:: LESETEXT ::

Bei diesen Vorgängen hatte der
Hofpatriarch Mennas die Antiorigenisten unterstützt. Eifersüchtig auf Theodor Askidas,
hatte er erwartet, dass dieser bekannt als Origenist die Unterschrift unter
das Edikt verweigern und damit seine Macht verlieren würde. Es geschah jedoch das
Gegenteil: Askidas unterschrieb (zum Schein?) und behielt seine Schlüsselstellung am
Kaiserhof.
11.3
Der
Drei-Kapitel-Streit
Bischof Theodor Askidas nutzte weiterhin
seinen großen Einfluss bei Hof: Da er selbst Origenist war, wollte er eine weitere
Verfolgung der Origenisten verhindern und wählte dazu ein wirksames Mittel: Er lenkte den
Sinn des Kaisers auf eine andere wichtige Angelegenheit, die ihn fortan ganz in Anspruch
nehmen sollte.
Seit dem Konzil von Chalcedon (s. Kapitel
10) war es immer aussichtsloser geworden, die Monophysiten wieder in die Kirche
zurückzuführen. Die politische Einheit des Reiches war dadurch ernsthaft bedroht.
Theodor Askidas machte nun dem Kaiser einen
Vorschlag, wie die Monophysiten wieder zu versöhnen seien: Der Kaiser müsse sich nur
eindeutig gegen führende Theologen der antiochenischen Schule aussprechen, die als
Verfechter der Zwei-Naturen Lehre aufgetreten waren. Diesem Rat folgend, erließ Kaiser
Justinian im Jahre 544 (eventuell auch schon im Jahre 543) ein Edikt gegen die sogenannten
"Drei Kapitel". Darin sprach er das Anathem (die Verdammung) über:
a) Person und Schriften des Theodor von
Mopsuestia (er war der Lehrer und geistige Vater des Nestorius), s. Kapitel 13, 2;
b) die Schriften des Theodoret von Cyrus,
in welchen er Cyrill und die Beschlüsse von Ephesus angreift und Nestorius verteidigt, s.

:::

■ AUFGABEN ■
• 1. Gib aus dem Text über den Drei-Kapitel-Streit den Teil wortgetreu wieder, der mit den Worten „Bei diesen Vorgängen“ anfängt und mit „nehmen sollte.“ aufhört.
• 2. Führe den Text über den Drei-Kapitel-Streit an der Stelle weiter, an der er endet.

:: VORLIEGENDE DATENSÄTZE ::

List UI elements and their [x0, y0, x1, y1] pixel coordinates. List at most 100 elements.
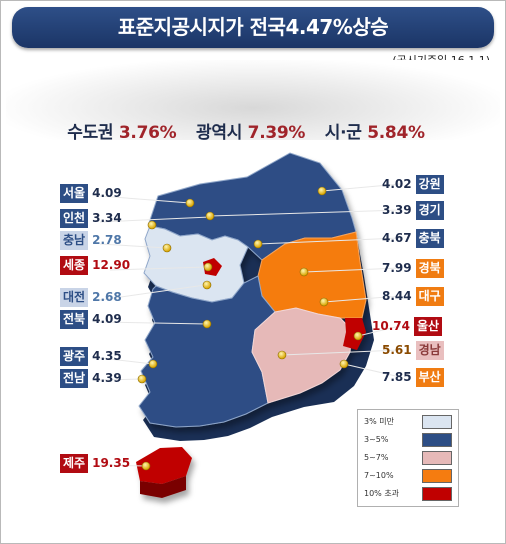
dot-seoul: [185, 198, 195, 208]
region-south-west-blue: [138, 275, 276, 428]
region-name: 대전: [60, 288, 89, 307]
leader-lines: [99, 183, 401, 467]
label-gwangju: 광주 4.35: [60, 347, 126, 366]
region-value: 4.09: [92, 312, 122, 326]
region-name: 경북: [415, 259, 444, 278]
label-gyeongnam: 5.61 경남: [378, 341, 444, 360]
dot-sejong: [203, 262, 213, 272]
dot-busan: [339, 359, 349, 369]
dot-chungnam: [162, 243, 172, 253]
region-value: 4.39: [92, 371, 122, 385]
dot-daegu: [319, 297, 329, 307]
region-gyeongnam: [251, 307, 353, 404]
label-jeju: 제주 19.35: [60, 454, 134, 473]
dot-daejeon: [202, 280, 212, 290]
page-title: 표준지공시지가 전국4.47%상승: [12, 7, 494, 48]
label-incheon: 인천 3.34: [60, 209, 126, 228]
legend-label: 5~7%: [364, 453, 389, 462]
region-value: 8.44: [382, 289, 412, 303]
region-name: 충남: [60, 231, 89, 250]
summary-capital-value: 3.76%: [118, 123, 177, 143]
dot-jeonnam: [137, 374, 147, 384]
legend-item: 7~10%: [364, 469, 456, 483]
label-gangwon: 4.02 강원: [378, 175, 444, 194]
summary-row: 수도권 3.76% 광역시 7.39% 시·군 5.84%: [0, 118, 506, 143]
label-chungbuk: 4.67 충북: [378, 229, 444, 248]
dot-gyeongbuk: [299, 267, 309, 277]
dot-jeonbuk: [202, 319, 212, 329]
region-sejong: [203, 258, 222, 276]
region-value: 2.68: [92, 290, 122, 304]
region-name: 울산: [413, 317, 443, 336]
legend-item: 3% 미만: [364, 415, 456, 429]
label-sejong: 세종 12.90: [60, 256, 134, 275]
legend-swatch: [422, 451, 452, 465]
legend-item: 3~5%: [364, 433, 456, 447]
region-value: 7.99: [382, 261, 412, 275]
legend-label: 7~10%: [364, 471, 394, 480]
legend-item: 10% 초과: [364, 487, 456, 501]
summary-city-label: 시·군: [324, 123, 362, 143]
region-name: 대구: [415, 287, 444, 306]
region-name: 부산: [415, 368, 444, 387]
region-name: 전북: [60, 310, 89, 329]
region-name: 충북: [415, 229, 444, 248]
dot-jeju: [141, 461, 151, 471]
legend-item: 5~7%: [364, 451, 456, 465]
dot-incheon: [147, 220, 157, 230]
summary-city-value: 5.84%: [367, 123, 425, 143]
region-value: 3.34: [92, 211, 122, 225]
region-value: 4.09: [92, 186, 122, 200]
region-name: 인천: [60, 209, 89, 228]
dot-chungbuk: [253, 239, 263, 249]
region-value: 4.67: [382, 231, 412, 245]
label-gyeonggi: 3.39 경기: [378, 201, 444, 220]
label-busan: 7.85 부산: [378, 368, 444, 387]
region-value: 5.61: [382, 343, 412, 357]
legend-label: 3~5%: [364, 435, 389, 444]
label-ulsan: 10.74 울산: [368, 317, 443, 336]
legend-label: 3% 미만: [364, 417, 394, 426]
legend-swatch: [422, 433, 452, 447]
label-chungnam: 충남 2.78: [60, 231, 126, 250]
legend-swatch: [422, 487, 452, 501]
region-value: 12.90: [92, 258, 131, 272]
region-jeju: [136, 447, 192, 484]
label-jeonnam: 전남 4.39: [60, 369, 126, 388]
region-dots: [137, 186, 363, 471]
summary-metro-value: 7.39%: [247, 123, 306, 143]
label-gyeongbuk: 7.99 경북: [378, 259, 444, 278]
legend-swatch: [422, 415, 452, 429]
jeju-extrusion: [140, 476, 186, 498]
region-name: 세종: [60, 256, 89, 275]
summary-metro-label: 광역시: [196, 123, 243, 143]
region-name: 제주: [60, 454, 89, 473]
dot-gangwon: [317, 186, 327, 196]
legend-swatch: [422, 469, 452, 483]
region-value: 3.39: [382, 203, 412, 217]
region-name: 광주: [60, 347, 89, 366]
legend-label: 10% 초과: [364, 489, 400, 498]
region-value: 7.85: [382, 370, 412, 384]
background-band: [6, 60, 500, 140]
summary-capital-label: 수도권: [67, 123, 114, 143]
region-value: 2.78: [92, 233, 122, 247]
dot-gyeonggi: [205, 211, 215, 221]
region-name: 강원: [415, 175, 444, 194]
region-value: 4.35: [92, 349, 122, 363]
region-name: 서울: [60, 184, 89, 203]
region-value: 19.35: [92, 456, 131, 470]
region-name: 경남: [415, 341, 444, 360]
label-seoul: 서울 4.09: [60, 184, 126, 203]
map-legend: 3% 미만 3~5% 5~7% 7~10% 10% 초과: [357, 409, 459, 507]
label-jeonbuk: 전북 4.09: [60, 310, 126, 329]
region-name: 전남: [60, 369, 89, 388]
dot-gyeongnam: [277, 350, 287, 360]
dot-ulsan: [353, 331, 363, 341]
dot-gwangju: [148, 359, 158, 369]
label-daegu: 8.44 대구: [378, 287, 444, 306]
region-value: 10.74: [372, 319, 410, 333]
label-daejeon: 대전 2.68: [60, 288, 126, 307]
region-value: 4.02: [382, 177, 412, 191]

:::

■ ANTWORTEN ■
• 1.
Bei diesen Vorgängen hatte der
Hofpatriarch Mennas die Antiorigenisten unterstützt. Eifersüchtig auf Theodor Askidas,
hatte er erwartet, dass dieser bekannt als Origenist die Unterschrift unter
das Edikt verweigern und damit seine Macht verlieren würde. Es geschah jedoch das
Gegenteil: Askidas unterschrieb (zum Schein?) und behielt seine Schlüsselstellung am
Kaiserhof.
11.3
Der
Drei-Kapitel-Streit
Bischof Theodor Askidas nutzte weiterhin
seinen großen Einfluss bei Hof: Da er selbst Origenist war, wollte er eine weitere
Verfolgung der Origenisten verhindern und wählte dazu ein wirksames Mittel: Er lenkte den
Sinn des Kaisers auf eine andere wichtige Angelegenheit, die ihn fortan ganz in Anspruch
nehmen sollte.

• 2.
Kapitel 9 und 10;
c) einen ähnlichen Brief des Ibas von
Edessa an den Perser Maris, in welchem er Theodor verteidigt und ebenfalls Cyrill
angreift, s. Kapitel X; (ein Perser als Adressat war aus einem bestimmten Grund
verdächtig: Persien war eine Hochburg der Nestorianer geworden; daß man sie am
persischen Hof unterstützte, war ein Ausdruck politischer Gegnerschaft zum römischen
Reich).
Da das Konzil von Chalcedon (451) Theodoret
von Cyrus und Ibas von Edessa restituiert hatte, wurde es von den Monophysiten des
Nestorianismus bezichtigt. Dieser "Stein des Anstoßes" sollte nun durch die Verwerfung der Drei
Kapitel beseitigt werden. Kaiser Justinian konnte mit dieser
Maßnahme aber noch mehr erzielen:
Kaiserin Theodora war dadurch
zufriedengestellt;
die Origenisten begrüßten die
Verurteilung des Theodor von Mopsuestia, weil er den Origenismus bekämpft hatte;
auch einige Sabaiten, die Gegner der
origenistischen Mönche (s. Kapitel 11, 2), feindeten die Schriften
des Theodor von Mopsuestia an seine Verurteilung war also in ihrem Sinne.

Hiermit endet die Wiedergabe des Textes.